What needs to be done: Set down the material once more, exactly as it appears.

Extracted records

╭──

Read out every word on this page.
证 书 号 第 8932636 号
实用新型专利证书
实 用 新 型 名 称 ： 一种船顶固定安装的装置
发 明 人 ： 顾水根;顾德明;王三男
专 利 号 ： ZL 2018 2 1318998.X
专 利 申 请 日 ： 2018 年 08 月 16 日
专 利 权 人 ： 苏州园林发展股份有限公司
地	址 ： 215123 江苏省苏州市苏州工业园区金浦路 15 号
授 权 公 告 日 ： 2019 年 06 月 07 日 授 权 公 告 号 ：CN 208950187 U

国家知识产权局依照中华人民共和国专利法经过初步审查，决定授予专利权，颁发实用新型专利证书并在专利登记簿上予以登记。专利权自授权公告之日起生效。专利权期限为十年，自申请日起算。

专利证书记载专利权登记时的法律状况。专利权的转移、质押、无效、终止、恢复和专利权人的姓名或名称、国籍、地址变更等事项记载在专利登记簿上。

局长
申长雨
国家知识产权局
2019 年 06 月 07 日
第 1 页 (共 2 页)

╰──

Completed exercise:
Read out every word on this page.
证 书 号 第 8932636 号
实用新型专利证书
实 用 新 型 名 称 ： 一种船顶固定安装的装置
发 明 人 ： 顾水根;顾德明;王三男
专 利 号 ： ZL 2018 2 1318998.X
专 利 申 请 日 ： 2018 年 08 月 16 日
专 利 权 人 ： 苏州园林发展股份有限公司
地	址 ： 215123 江苏省苏州市苏州工业园区金浦路 15 号
授 权 公 告 日 ： 2019 年 06 月 07 日 授 权 公 告 号 ：CN 208950187 U

国家知识产权局依照中华人民共和国专利法经过初步审查，决定授予专利权，颁发实用新型专利证书并在专利登记簿上予以登记。专利权自授权公告之日起生效。专利权期限为十年，自申请日起算。

专利证书记载专利权登记时的法律状况。专利权的转移、质押、无效、终止、恢复和专利权人的姓名或名称、国籍、地址变更等事项记载在专利登记簿上。

局长
申长雨
国家知识产权局
2019 年 06 月 07 日
第 1 页 (共 2 页)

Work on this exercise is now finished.